WRITTEN REQUEST – List each line of the data that holds the string "name", please.

DATA EXTRACT –

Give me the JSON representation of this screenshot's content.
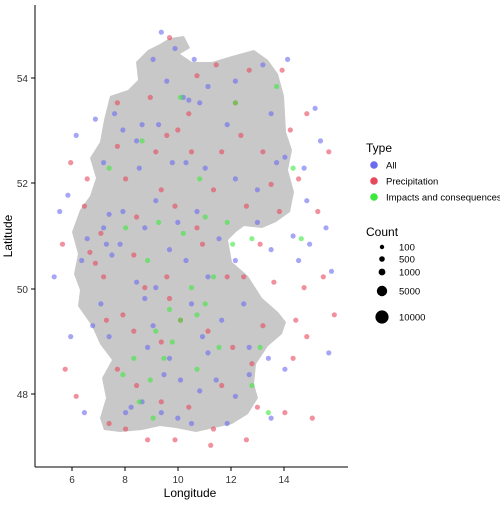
{
  "chart_data": {
    "type": "scatter",
    "title": "",
    "xlabel": "Longitude",
    "ylabel": "Latitude",
    "xlim": [
      4.3,
      15.7
    ],
    "ylim": [
      46.8,
      55.3
    ],
    "x_ticks": [
      "6",
      "8",
      "10",
      "12",
      "14"
    ],
    "y_ticks": [
      "48",
      "50",
      "52",
      "54"
    ],
    "grid": false,
    "background_map": "Germany outline (grey)",
    "map_fill": "#c8c8c8",
    "legend_placement": "right",
    "legend_type": {
      "title": "Type",
      "entries": [
        {
          "label": "All",
          "color": "#6b6bf0"
        },
        {
          "label": "Precipitation",
          "color": "#e8485c"
        },
        {
          "label": "Impacts and consequences",
          "color": "#3de83d"
        }
      ]
    },
    "legend_size": {
      "title": "Count",
      "entries": [
        {
          "label": "100",
          "value": 100
        },
        {
          "label": "500",
          "value": 500
        },
        {
          "label": "1000",
          "value": 1000
        },
        {
          "label": "5000",
          "value": 5000
        },
        {
          "label": "10000",
          "value": 10000
        }
      ]
    },
    "series": [
      {
        "name": "All",
        "color": "#6b6bf0",
        "points": [
          [
            8.9,
            54.8
          ],
          [
            9.4,
            54.5
          ],
          [
            8.6,
            54.3
          ],
          [
            10.1,
            54.3
          ],
          [
            9.1,
            53.9
          ],
          [
            10.6,
            53.8
          ],
          [
            9.9,
            53.55
          ],
          [
            10.3,
            53.5
          ],
          [
            8.8,
            53.1
          ],
          [
            9.7,
            53.6
          ],
          [
            8.2,
            53.1
          ],
          [
            7.2,
            53.3
          ],
          [
            7.5,
            53.0
          ],
          [
            8.0,
            52.8
          ],
          [
            9.3,
            52.4
          ],
          [
            9.8,
            52.4
          ],
          [
            10.5,
            52.3
          ],
          [
            11.6,
            52.1
          ],
          [
            12.4,
            51.9
          ],
          [
            13.4,
            52.5
          ],
          [
            13.1,
            52.4
          ],
          [
            14.1,
            52.3
          ],
          [
            13.7,
            51.05
          ],
          [
            12.4,
            51.3
          ],
          [
            11.0,
            51.0
          ],
          [
            10.2,
            51.5
          ],
          [
            9.5,
            51.3
          ],
          [
            8.7,
            51.7
          ],
          [
            7.5,
            51.5
          ],
          [
            7.0,
            51.45
          ],
          [
            6.8,
            51.2
          ],
          [
            6.2,
            51.0
          ],
          [
            6.9,
            50.9
          ],
          [
            7.1,
            50.7
          ],
          [
            8.0,
            50.2
          ],
          [
            8.7,
            50.1
          ],
          [
            8.3,
            49.9
          ],
          [
            8.6,
            49.4
          ],
          [
            8.4,
            49.0
          ],
          [
            9.2,
            48.8
          ],
          [
            9.0,
            48.5
          ],
          [
            8.2,
            48.0
          ],
          [
            7.8,
            47.9
          ],
          [
            9.5,
            47.7
          ],
          [
            10.0,
            47.6
          ],
          [
            10.9,
            48.4
          ],
          [
            11.6,
            48.1
          ],
          [
            12.1,
            48.5
          ],
          [
            12.8,
            48.8
          ],
          [
            13.4,
            48.6
          ],
          [
            11.1,
            49.5
          ],
          [
            11.9,
            49.8
          ],
          [
            10.0,
            49.8
          ],
          [
            12.1,
            49.0
          ],
          [
            6.4,
            49.4
          ],
          [
            7.0,
            49.2
          ],
          [
            6.7,
            49.8
          ],
          [
            5.2,
            51.5
          ],
          [
            5.5,
            51.8
          ],
          [
            5.8,
            52.9
          ],
          [
            6.5,
            53.2
          ],
          [
            14.3,
            50.9
          ],
          [
            14.9,
            51.2
          ],
          [
            13.5,
            54.3
          ],
          [
            12.6,
            54.2
          ],
          [
            11.6,
            53.9
          ],
          [
            14.5,
            53.4
          ],
          [
            6.8,
            52.4
          ],
          [
            8.3,
            51.2
          ],
          [
            9.8,
            50.6
          ],
          [
            10.6,
            50.3
          ],
          [
            11.6,
            50.6
          ],
          [
            12.9,
            50.8
          ],
          [
            13.9,
            50.6
          ],
          [
            12.9,
            53.3
          ],
          [
            11.3,
            53.1
          ],
          [
            8.1,
            52.3
          ],
          [
            9.2,
            50.8
          ],
          [
            10.4,
            49.2
          ],
          [
            10.6,
            48.9
          ],
          [
            7.6,
            47.8
          ],
          [
            8.9,
            47.8
          ],
          [
            11.3,
            47.6
          ],
          [
            12.9,
            47.7
          ],
          [
            7.4,
            50.9
          ],
          [
            6.0,
            50.6
          ],
          [
            9.6,
            48.4
          ],
          [
            10.3,
            48.2
          ],
          [
            14.7,
            52.8
          ],
          [
            14.2,
            51.7
          ],
          [
            5.0,
            50.3
          ],
          [
            6.1,
            47.8
          ],
          [
            15.0,
            48.9
          ],
          [
            15.1,
            50.4
          ],
          [
            5.6,
            49.2
          ]
        ]
      },
      {
        "name": "Precipitation",
        "color": "#e8485c",
        "points": [
          [
            9.2,
            54.7
          ],
          [
            10.2,
            54.0
          ],
          [
            12.1,
            54.1
          ],
          [
            13.3,
            54.1
          ],
          [
            8.5,
            53.6
          ],
          [
            9.9,
            53.3
          ],
          [
            11.6,
            53.5
          ],
          [
            14.2,
            53.3
          ],
          [
            7.3,
            52.7
          ],
          [
            8.7,
            52.6
          ],
          [
            10.0,
            52.6
          ],
          [
            11.1,
            52.6
          ],
          [
            12.6,
            52.6
          ],
          [
            13.9,
            52.1
          ],
          [
            7.6,
            52.1
          ],
          [
            8.9,
            51.9
          ],
          [
            10.8,
            51.9
          ],
          [
            12.0,
            51.6
          ],
          [
            13.2,
            51.5
          ],
          [
            14.6,
            51.5
          ],
          [
            6.7,
            51.1
          ],
          [
            6.3,
            50.75
          ],
          [
            6.5,
            50.55
          ],
          [
            7.9,
            50.7
          ],
          [
            9.1,
            50.3
          ],
          [
            10.4,
            50.9
          ],
          [
            11.9,
            50.3
          ],
          [
            13.0,
            50.2
          ],
          [
            14.1,
            50.1
          ],
          [
            7.5,
            49.6
          ],
          [
            8.9,
            49.1
          ],
          [
            10.6,
            49.3
          ],
          [
            12.6,
            49.4
          ],
          [
            13.7,
            48.8
          ],
          [
            11.1,
            48.3
          ],
          [
            12.4,
            47.9
          ],
          [
            9.9,
            47.9
          ],
          [
            8.0,
            48.3
          ],
          [
            7.3,
            48.6
          ],
          [
            7.6,
            47.5
          ],
          [
            8.4,
            47.3
          ],
          [
            9.4,
            47.3
          ],
          [
            10.8,
            47.5
          ],
          [
            12.0,
            47.3
          ],
          [
            5.8,
            48.1
          ],
          [
            5.4,
            48.6
          ],
          [
            6.2,
            52.1
          ],
          [
            5.3,
            50.9
          ],
          [
            15.0,
            52.6
          ],
          [
            14.8,
            50.3
          ],
          [
            9.5,
            53.0
          ],
          [
            10.9,
            54.2
          ],
          [
            12.9,
            52.0
          ],
          [
            8.3,
            50.1
          ],
          [
            9.6,
            49.5
          ],
          [
            11.5,
            49.0
          ],
          [
            13.4,
            47.8
          ],
          [
            6.9,
            49.5
          ],
          [
            8.9,
            48.0
          ],
          [
            7.9,
            49.3
          ],
          [
            10.2,
            51.2
          ],
          [
            11.3,
            50.3
          ],
          [
            12.2,
            48.7
          ],
          [
            14.2,
            49.2
          ],
          [
            6.1,
            51.6
          ],
          [
            7.3,
            53.5
          ],
          [
            9.4,
            51.6
          ],
          [
            11.8,
            52.9
          ],
          [
            13.6,
            53.0
          ],
          [
            8.0,
            51.4
          ],
          [
            14.4,
            47.7
          ],
          [
            6.8,
            50.3
          ],
          [
            9.1,
            52.9
          ],
          [
            10.7,
            47.2
          ],
          [
            15.2,
            49.6
          ],
          [
            5.6,
            52.4
          ],
          [
            7.0,
            47.6
          ],
          [
            12.5,
            50.9
          ],
          [
            13.8,
            49.5
          ],
          [
            9.2,
            49.9
          ]
        ]
      },
      {
        "name": "Impacts and consequences",
        "color": "#3de83d",
        "points": [
          [
            9.6,
            49.5
          ],
          [
            9.3,
            49.1
          ],
          [
            10.2,
            49.6
          ],
          [
            9.0,
            48.8
          ],
          [
            8.5,
            48.4
          ],
          [
            8.1,
            48.0
          ],
          [
            8.6,
            47.7
          ],
          [
            10.0,
            50.1
          ],
          [
            10.8,
            50.3
          ],
          [
            11.5,
            50.9
          ],
          [
            11.3,
            51.3
          ],
          [
            12.2,
            51.0
          ],
          [
            10.5,
            51.4
          ],
          [
            9.7,
            51.1
          ],
          [
            8.8,
            51.3
          ],
          [
            7.6,
            51.2
          ],
          [
            9.6,
            53.6
          ],
          [
            8.2,
            52.8
          ],
          [
            7.5,
            48.5
          ],
          [
            8.7,
            49.3
          ],
          [
            9.2,
            49.7
          ],
          [
            10.5,
            49.8
          ],
          [
            12.5,
            49.0
          ],
          [
            12.2,
            48.3
          ],
          [
            10.2,
            48.6
          ],
          [
            11.0,
            49.0
          ],
          [
            7.0,
            52.3
          ],
          [
            13.1,
            53.8
          ],
          [
            11.6,
            53.5
          ],
          [
            14.0,
            51.0
          ],
          [
            10.3,
            52.1
          ],
          [
            13.7,
            52.3
          ],
          [
            8.4,
            50.6
          ],
          [
            7.9,
            48.8
          ],
          [
            12.8,
            47.8
          ]
        ]
      }
    ]
  }
}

EXERCISE RESPONSE –
        "name": "All",
        "name": "Precipitation",
        "name": "Impacts and consequences",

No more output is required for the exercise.